(Collected data entries)
-- start --

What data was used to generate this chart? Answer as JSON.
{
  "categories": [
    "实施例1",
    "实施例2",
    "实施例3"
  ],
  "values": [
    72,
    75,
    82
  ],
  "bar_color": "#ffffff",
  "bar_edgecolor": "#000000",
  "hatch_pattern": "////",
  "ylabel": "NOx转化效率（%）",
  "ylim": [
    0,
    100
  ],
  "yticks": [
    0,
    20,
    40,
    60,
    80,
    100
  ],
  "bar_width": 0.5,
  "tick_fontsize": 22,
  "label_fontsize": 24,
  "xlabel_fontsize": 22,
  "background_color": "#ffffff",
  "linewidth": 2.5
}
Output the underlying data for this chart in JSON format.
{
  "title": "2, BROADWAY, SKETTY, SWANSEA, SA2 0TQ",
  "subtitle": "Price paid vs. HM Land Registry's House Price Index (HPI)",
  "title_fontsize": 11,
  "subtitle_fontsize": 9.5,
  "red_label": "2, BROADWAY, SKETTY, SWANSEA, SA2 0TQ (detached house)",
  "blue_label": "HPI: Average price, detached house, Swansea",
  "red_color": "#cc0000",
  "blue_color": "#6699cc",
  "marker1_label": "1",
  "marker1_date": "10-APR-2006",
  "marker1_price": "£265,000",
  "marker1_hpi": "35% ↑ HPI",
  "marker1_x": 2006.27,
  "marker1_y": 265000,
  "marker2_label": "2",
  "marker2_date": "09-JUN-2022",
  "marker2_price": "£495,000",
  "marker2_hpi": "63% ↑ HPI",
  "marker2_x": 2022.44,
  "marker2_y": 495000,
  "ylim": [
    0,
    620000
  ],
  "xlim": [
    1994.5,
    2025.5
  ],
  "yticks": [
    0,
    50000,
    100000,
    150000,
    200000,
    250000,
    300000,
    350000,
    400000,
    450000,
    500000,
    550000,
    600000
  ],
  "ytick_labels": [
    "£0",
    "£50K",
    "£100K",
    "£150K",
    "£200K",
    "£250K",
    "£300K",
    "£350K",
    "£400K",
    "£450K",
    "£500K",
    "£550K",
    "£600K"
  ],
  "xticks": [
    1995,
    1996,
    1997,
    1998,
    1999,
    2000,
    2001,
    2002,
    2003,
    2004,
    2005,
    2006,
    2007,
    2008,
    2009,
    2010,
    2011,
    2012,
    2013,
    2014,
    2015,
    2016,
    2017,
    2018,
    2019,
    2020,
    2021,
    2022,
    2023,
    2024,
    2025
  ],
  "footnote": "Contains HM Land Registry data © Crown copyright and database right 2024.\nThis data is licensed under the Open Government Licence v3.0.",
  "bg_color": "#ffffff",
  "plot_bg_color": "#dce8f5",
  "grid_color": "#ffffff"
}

-- end --

→ STATED GOAL:
Keep only those lines of the records that hold "chart", and return them.

→ SOLUTION:
What data was used to generate this chart? Answer as JSON.
Output the underlying data for this chart in JSON format.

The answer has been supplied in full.